◆ Work to be completed ◆
The entries are to be returned exactly, with images left out.

** begin Records provided **

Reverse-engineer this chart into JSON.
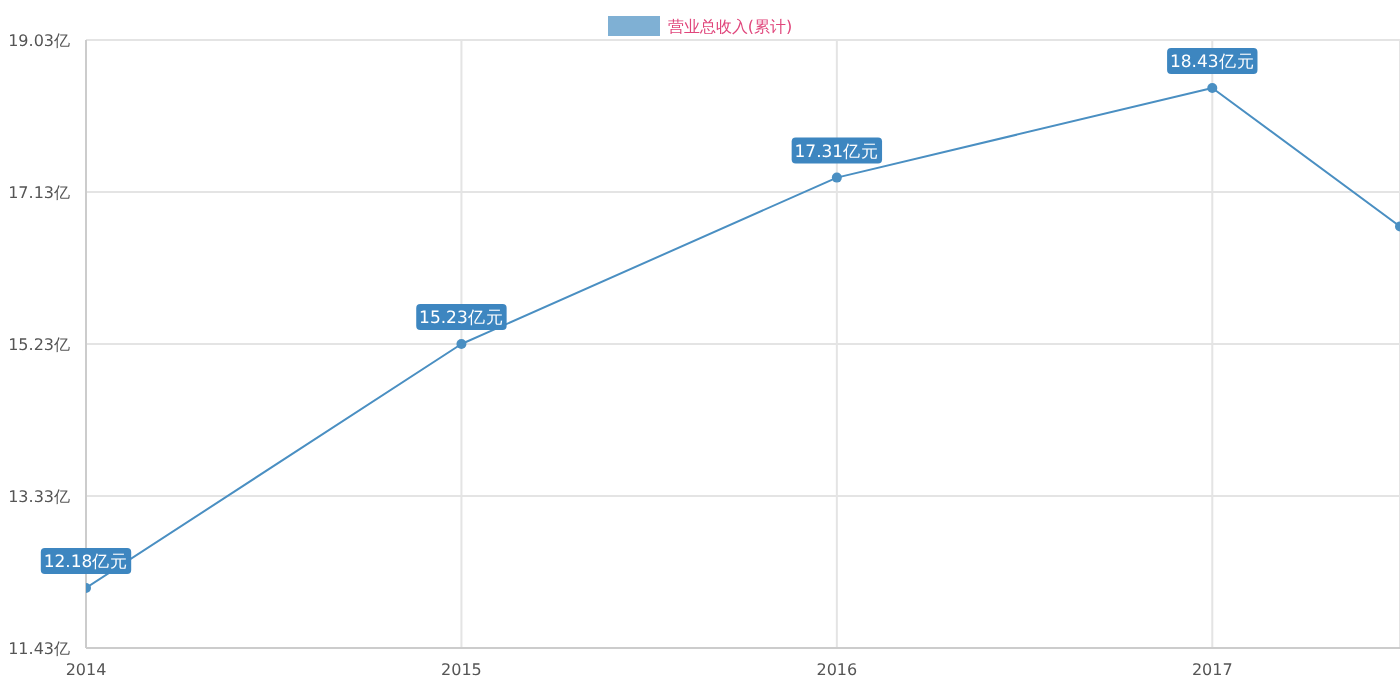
{
  "chart_data": {
    "type": "line",
    "x": [
      2014,
      2015,
      2016,
      2017,
      2017.5
    ],
    "series": [
      {
        "name": "营业总收入(累计)",
        "color": "#4a8fc2",
        "values": [
          12.18,
          15.23,
          17.31,
          18.43,
          16.7
        ],
        "value_labels": [
          "12.18亿元",
          "15.23亿元",
          "17.31亿元",
          "18.43亿元",
          null
        ]
      }
    ],
    "xlim": [
      2014,
      2017.5
    ],
    "xticks": [
      2014,
      2015,
      2016,
      2017
    ],
    "ylim": [
      11.43,
      19.03
    ],
    "yticks": [
      {
        "value": 11.43,
        "label": "11.43亿"
      },
      {
        "value": 13.33,
        "label": "13.33亿"
      },
      {
        "value": 15.23,
        "label": "15.23亿"
      },
      {
        "value": 17.13,
        "label": "17.13亿"
      },
      {
        "value": 19.03,
        "label": "19.03亿"
      }
    ],
    "grid": true,
    "legend": "top",
    "marker": "circle",
    "line_style": "solid"
  }
}
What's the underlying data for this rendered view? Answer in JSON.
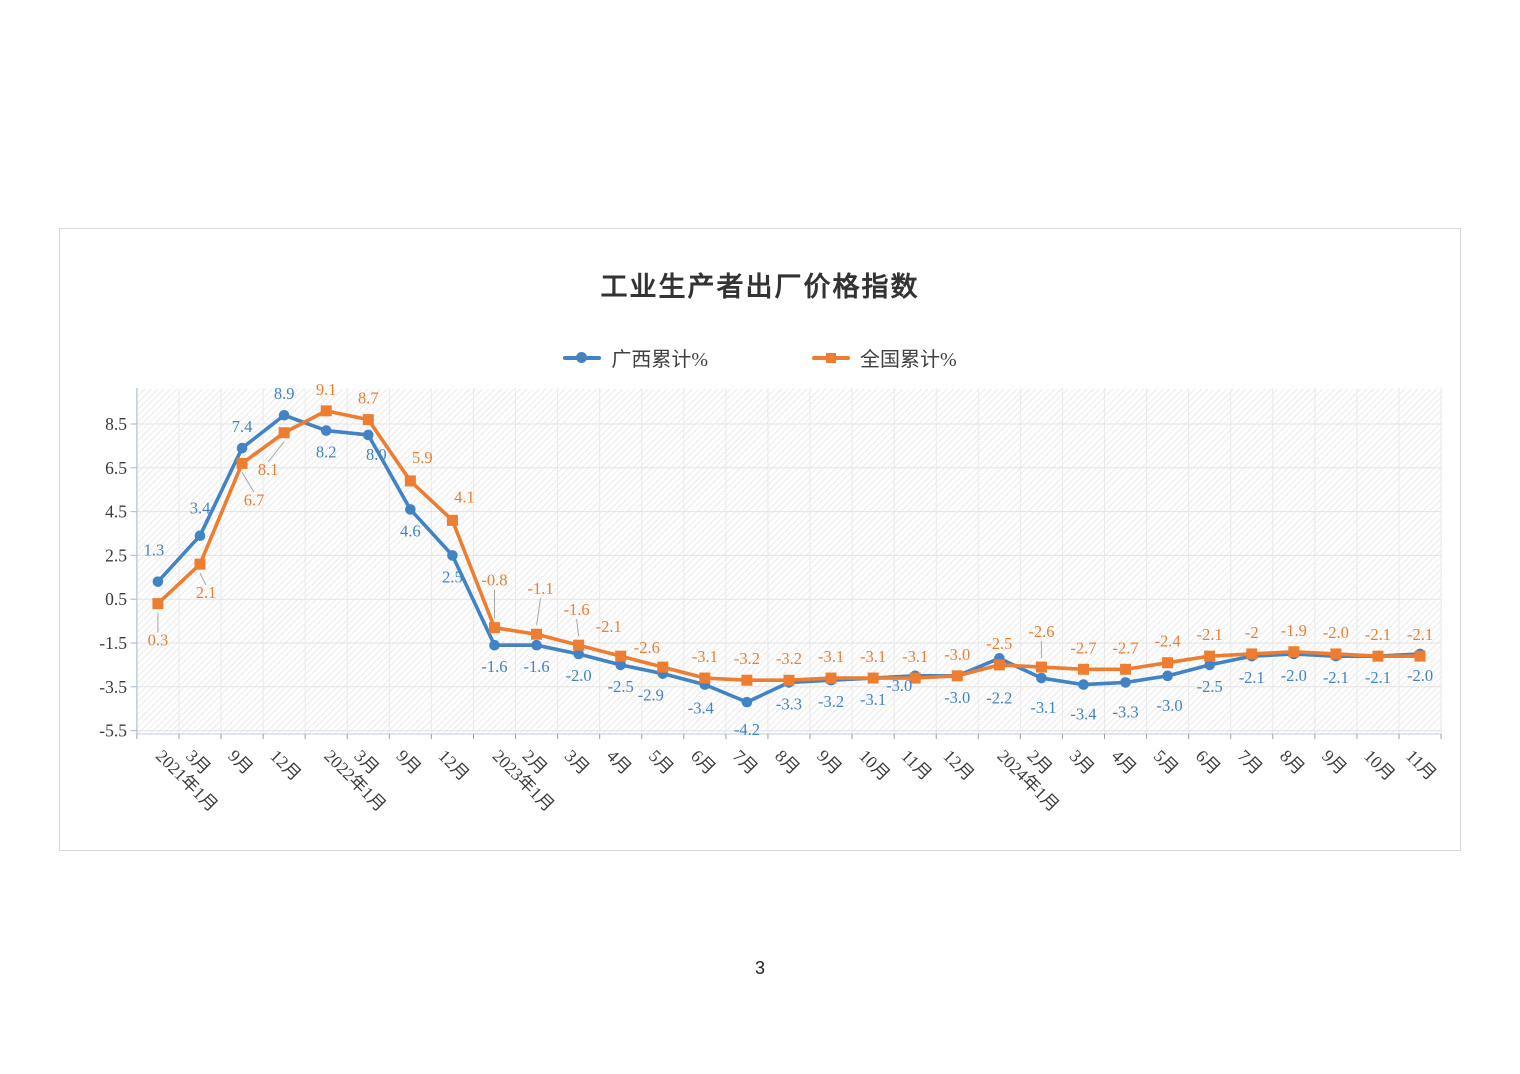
{
  "page": {
    "number": "3"
  },
  "chart": {
    "title": "工业生产者出厂价格指数",
    "legend": [
      {
        "label": "广西累计%",
        "color": "#4183c4",
        "marker": "circle"
      },
      {
        "label": "全国累计%",
        "color": "#ed7d31",
        "marker": "square"
      }
    ]
  },
  "chart_data": {
    "type": "line",
    "title": "工业生产者出厂价格指数",
    "xlabel": "",
    "ylabel": "",
    "categories": [
      "2021年1月",
      "3月",
      "9月",
      "12月",
      "2022年1月",
      "3月",
      "9月",
      "12月",
      "2023年1月",
      "2月",
      "3月",
      "4月",
      "5月",
      "6月",
      "7月",
      "8月",
      "9月",
      "10月",
      "11月",
      "12月",
      "2024年1月",
      "2月",
      "3月",
      "4月",
      "5月",
      "6月",
      "7月",
      "8月",
      "9月",
      "10月",
      "11月"
    ],
    "series": [
      {
        "name": "广西累计%",
        "color": "#4183c4",
        "marker": "circle",
        "values": [
          1.3,
          3.4,
          7.4,
          8.9,
          8.2,
          8.0,
          4.6,
          2.5,
          -1.6,
          -1.6,
          -2.0,
          -2.5,
          -2.9,
          -3.4,
          -4.2,
          -3.3,
          -3.2,
          -3.1,
          -3.0,
          -3.0,
          -2.2,
          -3.1,
          -3.4,
          -3.3,
          -3.0,
          -2.5,
          -2.1,
          -2.0,
          -2.1,
          -2.1,
          -2.0
        ],
        "labels": [
          "1.3",
          "3.4",
          "7.4",
          "8.9",
          "8.2",
          "8.0",
          "4.6",
          "2.5",
          "-1.6",
          "-1.6",
          "-2.0",
          "-2.5",
          "-2.9",
          "-3.4",
          "-4.2",
          "-3.3",
          "-3.2",
          "-3.1",
          "-3.0",
          "-3.0",
          "-2.2",
          "-3.1",
          "-3.4",
          "-3.3",
          "-3.0",
          "-2.5",
          "-2.1",
          "-2.0",
          "-2.1",
          "-2.1",
          "-2.0"
        ]
      },
      {
        "name": "全国累计%",
        "color": "#ed7d31",
        "marker": "square",
        "values": [
          0.3,
          2.1,
          6.7,
          8.1,
          9.1,
          8.7,
          5.9,
          4.1,
          -0.8,
          -1.1,
          -1.6,
          -2.1,
          -2.6,
          -3.1,
          -3.2,
          -3.2,
          -3.1,
          -3.1,
          -3.1,
          -3.0,
          -2.5,
          -2.6,
          -2.7,
          -2.7,
          -2.4,
          -2.1,
          -2.0,
          -1.9,
          -2.0,
          -2.1,
          -2.1
        ],
        "labels": [
          "0.3",
          "2.1",
          "6.7",
          "8.1",
          "9.1",
          "8.7",
          "5.9",
          "4.1",
          "-0.8",
          "-1.1",
          "-1.6",
          "-2.1",
          "-2.6",
          "-3.1",
          "-3.2",
          "-3.2",
          "-3.1",
          "-3.1",
          "-3.1",
          "-3.0",
          "-2.5",
          "-2.6",
          "-2.7",
          "-2.7",
          "-2.4",
          "-2.1",
          "-2",
          "-1.9",
          "-2.0",
          "-2.1",
          "-2.1"
        ]
      }
    ],
    "yticks": [
      8.5,
      6.5,
      4.5,
      2.5,
      0.5,
      -1.5,
      -3.5,
      -5.5
    ],
    "ylim": [
      -5.65,
      10.14
    ],
    "grid": true,
    "plot_background": "diagonal-hatch",
    "legend_position": "top"
  }
}
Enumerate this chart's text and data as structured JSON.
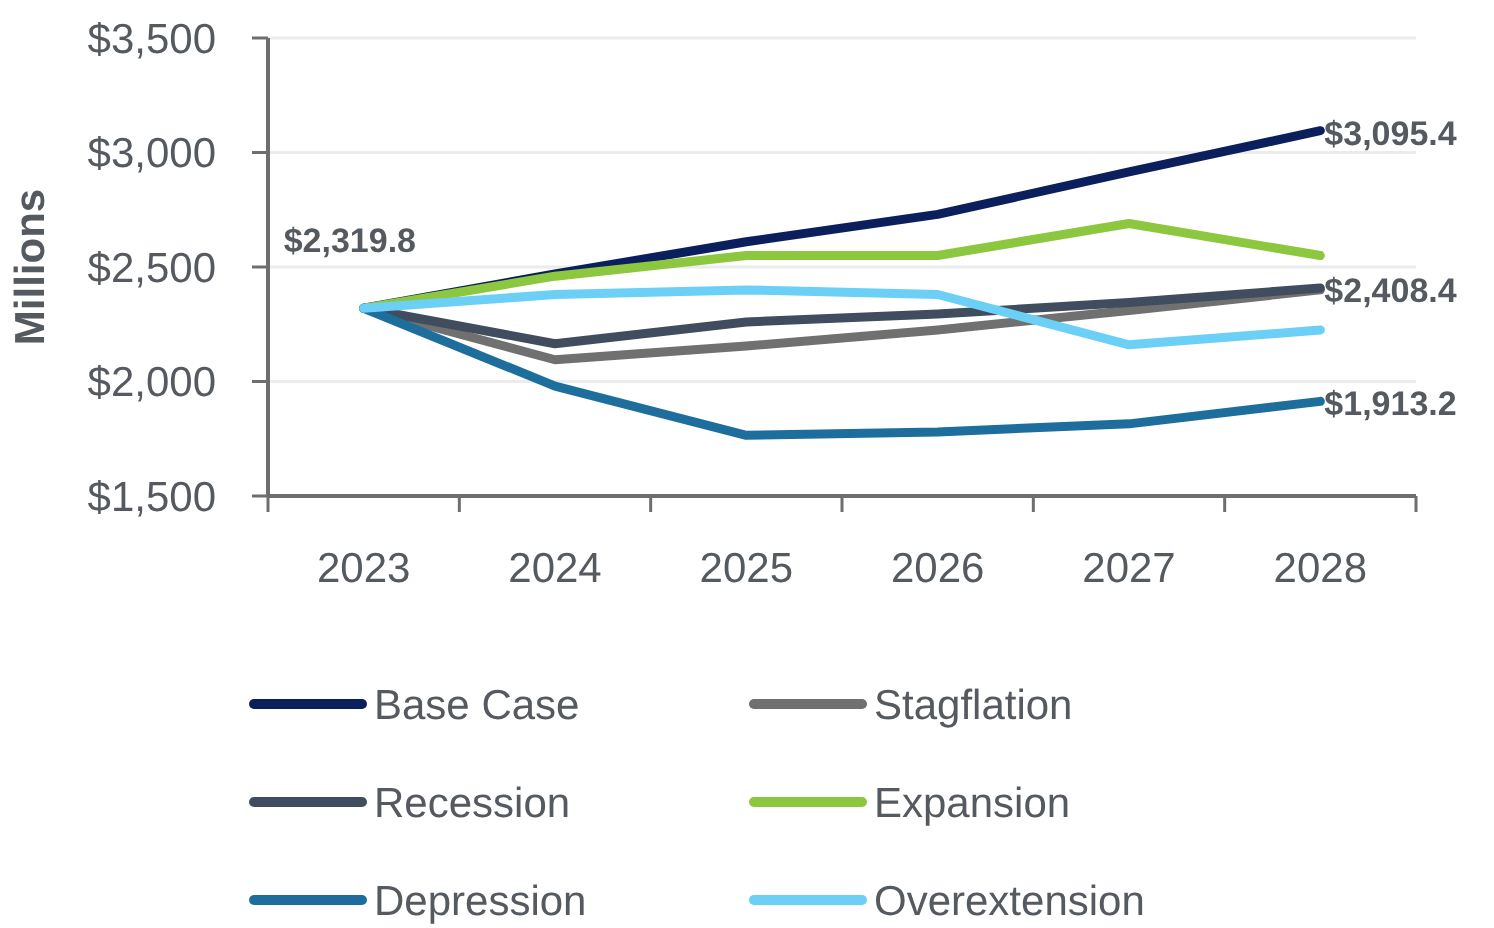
{
  "chart_data": {
    "type": "line",
    "ylabel": "Millions",
    "categories": [
      "2023",
      "2024",
      "2025",
      "2026",
      "2027",
      "2028"
    ],
    "ylim": [
      1500,
      3500
    ],
    "yticks": [
      {
        "value": 1500,
        "label": "$1,500"
      },
      {
        "value": 2000,
        "label": "$2,000"
      },
      {
        "value": 2500,
        "label": "$2,500"
      },
      {
        "value": 3000,
        "label": "$3,000"
      },
      {
        "value": 3500,
        "label": "$3,500"
      }
    ],
    "grid": "y",
    "legend": "bottom",
    "line_style": "solid",
    "marker": "none",
    "series": [
      {
        "name": "Base Case",
        "color": "#0b1f5c",
        "values": [
          2319.8,
          2470,
          2610,
          2730,
          2915,
          3095.4
        ],
        "value_labels": [
          "$2,319.8",
          null,
          null,
          null,
          null,
          "$3,095.4"
        ]
      },
      {
        "name": "Stagflation",
        "color": "#707070",
        "values": [
          2319.8,
          2095,
          2155,
          2225,
          2310,
          2400
        ]
      },
      {
        "name": "Recession",
        "color": "#3f4d5e",
        "values": [
          2319.8,
          2165,
          2260,
          2295,
          2345,
          2408.4
        ],
        "value_labels": [
          null,
          null,
          null,
          null,
          null,
          "$2,408.4"
        ]
      },
      {
        "name": "Expansion",
        "color": "#8dc63f",
        "values": [
          2319.8,
          2460,
          2550,
          2550,
          2690,
          2550
        ]
      },
      {
        "name": "Depression",
        "color": "#1d6e9c",
        "values": [
          2319.8,
          1980,
          1765,
          1780,
          1815,
          1913.2
        ],
        "value_labels": [
          null,
          null,
          null,
          null,
          null,
          "$1,913.2"
        ]
      },
      {
        "name": "Overextension",
        "color": "#6ccff6",
        "values": [
          2319.8,
          2380,
          2400,
          2380,
          2160,
          2225
        ]
      }
    ]
  }
}
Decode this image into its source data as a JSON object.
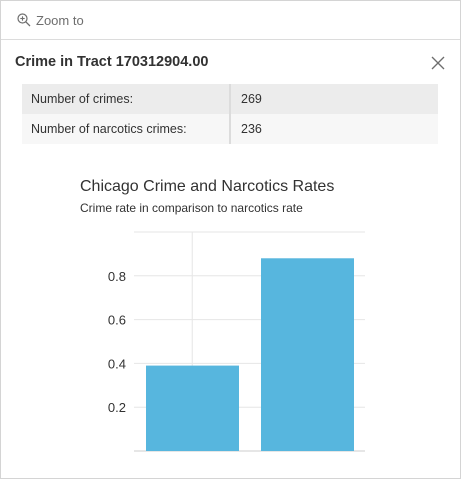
{
  "action_bar": {
    "zoom_label": "Zoom to"
  },
  "popup": {
    "title": "Crime in Tract 170312904.00"
  },
  "attributes": [
    {
      "key": "Number of crimes:",
      "value": "269"
    },
    {
      "key": "Number of narcotics crimes:",
      "value": "236"
    }
  ],
  "chart_data": {
    "type": "bar",
    "title": "Chicago Crime and Narcotics Rates",
    "subtitle": "Crime rate in comparison to narcotics rate",
    "categories": [
      "",
      ""
    ],
    "values": [
      0.39,
      0.88
    ],
    "ylim": [
      0,
      1.0
    ],
    "yticks": [
      0.2,
      0.4,
      0.6,
      0.8
    ],
    "ytick_labels": [
      "0.2",
      "0.4",
      "0.6",
      "0.8"
    ],
    "grid": true,
    "bar_color": "#57b6de"
  }
}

** end Records provided **

◆ Output of the exercise ◆
Reverse-engineer this chart into JSON.
{
  "chart_data": {
    "type": "line",
    "x": [
      2014,
      2015,
      2016,
      2017,
      2017.5
    ],
    "series": [
      {
        "name": "营业总收入(累计)",
        "color": "#4a8fc2",
        "values": [
          12.18,
          15.23,
          17.31,
          18.43,
          16.7
        ],
        "value_labels": [
          "12.18亿元",
          "15.23亿元",
          "17.31亿元",
          "18.43亿元",
          null
        ]
      }
    ],
    "xlim": [
      2014,
      2017.5
    ],
    "xticks": [
      2014,
      2015,
      2016,
      2017
    ],
    "ylim": [
      11.43,
      19.03
    ],
    "yticks": [
      {
        "value": 11.43,
        "label": "11.43亿"
      },
      {
        "value": 13.33,
        "label": "13.33亿"
      },
      {
        "value": 15.23,
        "label": "15.23亿"
      },
      {
        "value": 17.13,
        "label": "17.13亿"
      },
      {
        "value": 19.03,
        "label": "19.03亿"
      }
    ],
    "grid": true,
    "legend": "top",
    "marker": "circle",
    "line_style": "solid"
  }
}
What's the underlying data for this rendered view? Answer in JSON.
{
  "page": {
    "number": "3"
  },
  "chart": {
    "title": "工业生产者出厂价格指数",
    "legend": [
      {
        "label": "广西累计%",
        "color": "#4183c4",
        "marker": "circle"
      },
      {
        "label": "全国累计%",
        "color": "#ed7d31",
        "marker": "square"
      }
    ]
  },
  "chart_data": {
    "type": "line",
    "title": "工业生产者出厂价格指数",
    "xlabel": "",
    "ylabel": "",
    "categories": [
      "2021年1月",
      "3月",
      "9月",
      "12月",
      "2022年1月",
      "3月",
      "9月",
      "12月",
      "2023年1月",
      "2月",
      "3月",
      "4月",
      "5月",
      "6月",
      "7月",
      "8月",
      "9月",
      "10月",
      "11月",
      "12月",
      "2024年1月",
      "2月",
      "3月",
      "4月",
      "5月",
      "6月",
      "7月",
      "8月",
      "9月",
      "10月",
      "11月"
    ],
    "series": [
      {
        "name": "广西累计%",
        "color": "#4183c4",
        "marker": "circle",
        "values": [
          1.3,
          3.4,
          7.4,
          8.9,
          8.2,
          8.0,
          4.6,
          2.5,
          -1.6,
          -1.6,
          -2.0,
          -2.5,
          -2.9,
          -3.4,
          -4.2,
          -3.3,
          -3.2,
          -3.1,
          -3.0,
          -3.0,
          -2.2,
          -3.1,
          -3.4,
          -3.3,
          -3.0,
          -2.5,
          -2.1,
          -2.0,
          -2.1,
          -2.1,
          -2.0
        ],
        "labels": [
          "1.3",
          "3.4",
          "7.4",
          "8.9",
          "8.2",
          "8.0",
          "4.6",
          "2.5",
          "-1.6",
          "-1.6",
          "-2.0",
          "-2.5",
          "-2.9",
          "-3.4",
          "-4.2",
          "-3.3",
          "-3.2",
          "-3.1",
          "-3.0",
          "-3.0",
          "-2.2",
          "-3.1",
          "-3.4",
          "-3.3",
          "-3.0",
          "-2.5",
          "-2.1",
          "-2.0",
          "-2.1",
          "-2.1",
          "-2.0"
        ]
      },
      {
        "name": "全国累计%",
        "color": "#ed7d31",
        "marker": "square",
        "values": [
          0.3,
          2.1,
          6.7,
          8.1,
          9.1,
          8.7,
          5.9,
          4.1,
          -0.8,
          -1.1,
          -1.6,
          -2.1,
          -2.6,
          -3.1,
          -3.2,
          -3.2,
          -3.1,
          -3.1,
          -3.1,
          -3.0,
          -2.5,
          -2.6,
          -2.7,
          -2.7,
          -2.4,
          -2.1,
          -2.0,
          -1.9,
          -2.0,
          -2.1,
          -2.1
        ],
        "labels": [
          "0.3",
          "2.1",
          "6.7",
          "8.1",
          "9.1",
          "8.7",
          "5.9",
          "4.1",
          "-0.8",
          "-1.1",
          "-1.6",
          "-2.1",
          "-2.6",
          "-3.1",
          "-3.2",
          "-3.2",
          "-3.1",
          "-3.1",
          "-3.1",
          "-3.0",
          "-2.5",
          "-2.6",
          "-2.7",
          "-2.7",
          "-2.4",
          "-2.1",
          "-2",
          "-1.9",
          "-2.0",
          "-2.1",
          "-2.1"
        ]
      }
    ],
    "yticks": [
      8.5,
      6.5,
      4.5,
      2.5,
      0.5,
      -1.5,
      -3.5,
      -5.5
    ],
    "ylim": [
      -5.65,
      10.14
    ],
    "grid": true,
    "plot_background": "diagonal-hatch",
    "legend_position": "top"
  }
}
Enumerate this chart's text and data as structured JSON.
{
  "chart_data": {
    "type": "line",
    "ylabel": "Millions",
    "categories": [
      "2023",
      "2024",
      "2025",
      "2026",
      "2027",
      "2028"
    ],
    "ylim": [
      1500,
      3500
    ],
    "yticks": [
      {
        "value": 1500,
        "label": "$1,500"
      },
      {
        "value": 2000,
        "label": "$2,000"
      },
      {
        "value": 2500,
        "label": "$2,500"
      },
      {
        "value": 3000,
        "label": "$3,000"
      },
      {
        "value": 3500,
        "label": "$3,500"
      }
    ],
    "grid": "y",
    "legend": "bottom",
    "line_style": "solid",
    "marker": "none",
    "series": [
      {
        "name": "Base Case",
        "color": "#0b1f5c",
        "values": [
          2319.8,
          2470,
          2610,
          2730,
          2915,
          3095.4
        ],
        "value_labels": [
          "$2,319.8",
          null,
          null,
          null,
          null,
          "$3,095.4"
        ]
      },
      {
        "name": "Stagflation",
        "color": "#707070",
        "values": [
          2319.8,
          2095,
          2155,
          2225,
          2310,
          2400
        ]
      },
      {
        "name": "Recession",
        "color": "#3f4d5e",
        "values": [
          2319.8,
          2165,
          2260,
          2295,
          2345,
          2408.4
        ],
        "value_labels": [
          null,
          null,
          null,
          null,
          null,
          "$2,408.4"
        ]
      },
      {
        "name": "Expansion",
        "color": "#8dc63f",
        "values": [
          2319.8,
          2460,
          2550,
          2550,
          2690,
          2550
        ]
      },
      {
        "name": "Depression",
        "color": "#1d6e9c",
        "values": [
          2319.8,
          1980,
          1765,
          1780,
          1815,
          1913.2
        ],
        "value_labels": [
          null,
          null,
          null,
          null,
          null,
          "$1,913.2"
        ]
      },
      {
        "name": "Overextension",
        "color": "#6ccff6",
        "values": [
          2319.8,
          2380,
          2400,
          2380,
          2160,
          2225
        ]
      }
    ]
  }
}
Decode this image into its source data as a JSON object.
{
  "action_bar": {
    "zoom_label": "Zoom to"
  },
  "popup": {
    "title": "Crime in Tract 170312904.00"
  },
  "attributes": [
    {
      "key": "Number of crimes:",
      "value": "269"
    },
    {
      "key": "Number of narcotics crimes:",
      "value": "236"
    }
  ],
  "chart_data": {
    "type": "bar",
    "title": "Chicago Crime and Narcotics Rates",
    "subtitle": "Crime rate in comparison to narcotics rate",
    "categories": [
      "",
      ""
    ],
    "values": [
      0.39,
      0.88
    ],
    "ylim": [
      0,
      1.0
    ],
    "yticks": [
      0.2,
      0.4,
      0.6,
      0.8
    ],
    "ytick_labels": [
      "0.2",
      "0.4",
      "0.6",
      "0.8"
    ],
    "grid": true,
    "bar_color": "#57b6de"
  }
}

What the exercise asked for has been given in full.